> **REQUIRED WORK**
Copy each line exactly.

━━ EXCERPTED RECORDS

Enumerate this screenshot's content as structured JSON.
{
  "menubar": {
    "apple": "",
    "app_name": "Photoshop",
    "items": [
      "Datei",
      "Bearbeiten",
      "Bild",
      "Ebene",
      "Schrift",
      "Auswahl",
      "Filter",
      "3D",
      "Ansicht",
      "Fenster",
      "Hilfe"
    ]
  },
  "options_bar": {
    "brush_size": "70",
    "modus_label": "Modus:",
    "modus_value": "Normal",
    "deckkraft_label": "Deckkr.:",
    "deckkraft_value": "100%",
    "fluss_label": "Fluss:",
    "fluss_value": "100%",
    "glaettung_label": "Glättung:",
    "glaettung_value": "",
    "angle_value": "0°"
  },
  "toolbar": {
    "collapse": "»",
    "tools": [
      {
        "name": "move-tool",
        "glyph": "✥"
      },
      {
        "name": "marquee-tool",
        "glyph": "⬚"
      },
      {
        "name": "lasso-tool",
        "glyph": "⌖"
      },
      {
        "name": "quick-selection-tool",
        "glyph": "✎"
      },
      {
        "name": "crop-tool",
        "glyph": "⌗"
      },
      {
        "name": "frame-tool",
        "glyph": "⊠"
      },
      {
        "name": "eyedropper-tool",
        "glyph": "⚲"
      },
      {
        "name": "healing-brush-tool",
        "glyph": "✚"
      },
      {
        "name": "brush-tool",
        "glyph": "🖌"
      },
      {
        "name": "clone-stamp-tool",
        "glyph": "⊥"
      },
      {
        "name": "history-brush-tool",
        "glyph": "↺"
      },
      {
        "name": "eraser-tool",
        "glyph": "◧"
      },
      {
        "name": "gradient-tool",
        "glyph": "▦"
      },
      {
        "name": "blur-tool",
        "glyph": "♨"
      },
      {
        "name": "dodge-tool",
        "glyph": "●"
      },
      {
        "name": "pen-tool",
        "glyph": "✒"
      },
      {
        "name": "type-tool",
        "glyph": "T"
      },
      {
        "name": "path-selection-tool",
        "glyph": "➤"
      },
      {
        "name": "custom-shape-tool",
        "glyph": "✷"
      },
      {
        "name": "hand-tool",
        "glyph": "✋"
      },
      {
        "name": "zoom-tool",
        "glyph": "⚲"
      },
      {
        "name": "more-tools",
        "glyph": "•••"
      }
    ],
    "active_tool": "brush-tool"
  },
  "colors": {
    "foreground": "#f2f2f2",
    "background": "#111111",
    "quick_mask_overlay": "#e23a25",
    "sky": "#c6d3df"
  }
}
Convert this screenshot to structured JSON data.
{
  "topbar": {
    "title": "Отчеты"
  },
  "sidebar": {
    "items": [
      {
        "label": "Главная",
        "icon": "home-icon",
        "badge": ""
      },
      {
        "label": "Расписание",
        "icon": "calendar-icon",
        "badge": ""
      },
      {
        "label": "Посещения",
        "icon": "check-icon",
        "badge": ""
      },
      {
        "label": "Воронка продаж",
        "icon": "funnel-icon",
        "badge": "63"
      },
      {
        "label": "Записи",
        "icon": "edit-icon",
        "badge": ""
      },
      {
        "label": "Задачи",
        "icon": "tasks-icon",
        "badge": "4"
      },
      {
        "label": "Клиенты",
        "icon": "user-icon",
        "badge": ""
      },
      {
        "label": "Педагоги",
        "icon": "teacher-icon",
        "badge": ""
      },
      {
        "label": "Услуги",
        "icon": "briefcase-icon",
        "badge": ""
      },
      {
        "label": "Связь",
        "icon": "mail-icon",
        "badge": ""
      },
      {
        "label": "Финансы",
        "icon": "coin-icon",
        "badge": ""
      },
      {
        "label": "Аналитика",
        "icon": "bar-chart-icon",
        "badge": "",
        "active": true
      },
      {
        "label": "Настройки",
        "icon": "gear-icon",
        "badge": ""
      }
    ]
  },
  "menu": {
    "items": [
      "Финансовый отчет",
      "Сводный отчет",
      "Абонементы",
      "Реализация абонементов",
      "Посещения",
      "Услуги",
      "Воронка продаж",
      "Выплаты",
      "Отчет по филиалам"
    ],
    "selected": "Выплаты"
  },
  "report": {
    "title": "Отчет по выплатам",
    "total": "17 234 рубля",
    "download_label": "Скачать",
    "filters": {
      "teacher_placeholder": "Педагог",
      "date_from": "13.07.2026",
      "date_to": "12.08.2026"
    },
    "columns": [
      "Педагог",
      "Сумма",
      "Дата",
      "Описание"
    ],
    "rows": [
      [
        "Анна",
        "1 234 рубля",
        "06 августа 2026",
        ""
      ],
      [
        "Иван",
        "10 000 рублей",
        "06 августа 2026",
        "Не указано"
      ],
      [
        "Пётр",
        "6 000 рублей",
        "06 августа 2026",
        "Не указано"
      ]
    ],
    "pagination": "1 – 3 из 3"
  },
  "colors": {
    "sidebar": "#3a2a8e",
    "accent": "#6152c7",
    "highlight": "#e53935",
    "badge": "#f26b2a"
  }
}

━━━━

> **SOLUTION**
Enumerate this screenshot's content as structured JSON.
{
  "menubar": {
    "apple": "",
    "app_name": "Photoshop",
    "items": [
      "Datei",
      "Bearbeiten",
      "Bild",
      "Ebene",
      "Schrift",
      "Auswahl",
      "Filter",
      "3D",
      "Ansicht",
      "Fenster",
      "Hilfe"
    ]
  },
  "options_bar": {
    "brush_size": "70",
    "modus_label": "Modus:",
    "modus_value": "Normal",
    "deckkraft_label": "Deckkr.:",
    "deckkraft_value": "100%",
    "fluss_label": "Fluss:",
    "fluss_value": "100%",
    "glaettung_label": "Glättung:",
    "glaettung_value": "",
    "angle_value": "0°"
  },
  "toolbar": {
    "collapse": "»",
    "tools": [
      {
        "name": "move-tool",
        "glyph": "✥"
      },
      {
        "name": "marquee-tool",
        "glyph": "⬚"
      },
      {
        "name": "lasso-tool",
        "glyph": "⌖"
      },
      {
        "name": "quick-selection-tool",
        "glyph": "✎"
      },
      {
        "name": "crop-tool",
        "glyph": "⌗"
      },
      {
        "name": "frame-tool",
        "glyph": "⊠"
      },
      {
        "name": "eyedropper-tool",
        "glyph": "⚲"
      },
      {
        "name": "healing-brush-tool",
        "glyph": "✚"
      },
      {
        "name": "brush-tool",
        "glyph": "🖌"
      },
      {
        "name": "clone-stamp-tool",
        "glyph": "⊥"
      },
      {
        "name": "history-brush-tool",
        "glyph": "↺"
      },
      {
        "name": "eraser-tool",
        "glyph": "◧"
      },
      {
        "name": "gradient-tool",
        "glyph": "▦"
      },
      {
        "name": "blur-tool",
        "glyph": "♨"
      },
      {
        "name": "dodge-tool",
        "glyph": "●"
      },
      {
        "name": "pen-tool",
        "glyph": "✒"
      },
      {
        "name": "type-tool",
        "glyph": "T"
      },
      {
        "name": "path-selection-tool",
        "glyph": "➤"
      },
      {
        "name": "custom-shape-tool",
        "glyph": "✷"
      },
      {
        "name": "hand-tool",
        "glyph": "✋"
      },
      {
        "name": "zoom-tool",
        "glyph": "⚲"
      },
      {
        "name": "more-tools",
        "glyph": "•••"
      }
    ],
    "active_tool": "brush-tool"
  },
  "colors": {
    "foreground": "#f2f2f2",
    "background": "#111111",
    "quick_mask_overlay": "#e23a25",
    "sky": "#c6d3df"
  }
}
Convert this screenshot to structured JSON data.
{
  "topbar": {
    "title": "Отчеты"
  },
  "sidebar": {
    "items": [
      {
        "label": "Главная",
        "icon": "home-icon",
        "badge": ""
      },
      {
        "label": "Расписание",
        "icon": "calendar-icon",
        "badge": ""
      },
      {
        "label": "Посещения",
        "icon": "check-icon",
        "badge": ""
      },
      {
        "label": "Воронка продаж",
        "icon": "funnel-icon",
        "badge": "63"
      },
      {
        "label": "Записи",
        "icon": "edit-icon",
        "badge": ""
      },
      {
        "label": "Задачи",
        "icon": "tasks-icon",
        "badge": "4"
      },
      {
        "label": "Клиенты",
        "icon": "user-icon",
        "badge": ""
      },
      {
        "label": "Педагоги",
        "icon": "teacher-icon",
        "badge": ""
      },
      {
        "label": "Услуги",
        "icon": "briefcase-icon",
        "badge": ""
      },
      {
        "label": "Связь",
        "icon": "mail-icon",
        "badge": ""
      },
      {
        "label": "Финансы",
        "icon": "coin-icon",
        "badge": ""
      },
      {
        "label": "Аналитика",
        "icon": "bar-chart-icon",
        "badge": "",
        "active": true
      },
      {
        "label": "Настройки",
        "icon": "gear-icon",
        "badge": ""
      }
    ]
  },
  "menu": {
    "items": [
      "Финансовый отчет",
      "Сводный отчет",
      "Абонементы",
      "Реализация абонементов",
      "Посещения",
      "Услуги",
      "Воронка продаж",
      "Выплаты",
      "Отчет по филиалам"
    ],
    "selected": "Выплаты"
  },
  "report": {
    "title": "Отчет по выплатам",
    "total": "17 234 рубля",
    "download_label": "Скачать",
    "filters": {
      "teacher_placeholder": "Педагог",
      "date_from": "13.07.2026",
      "date_to": "12.08.2026"
    },
    "columns": [
      "Педагог",
      "Сумма",
      "Дата",
      "Описание"
    ],
    "rows": [
      [
        "Анна",
        "1 234 рубля",
        "06 августа 2026",
        ""
      ],
      [
        "Иван",
        "10 000 рублей",
        "06 августа 2026",
        "Не указано"
      ],
      [
        "Пётр",
        "6 000 рублей",
        "06 августа 2026",
        "Не указано"
      ]
    ],
    "pagination": "1 – 3 из 3"
  },
  "colors": {
    "sidebar": "#3a2a8e",
    "accent": "#6152c7",
    "highlight": "#e53935",
    "badge": "#f26b2a"
  }
}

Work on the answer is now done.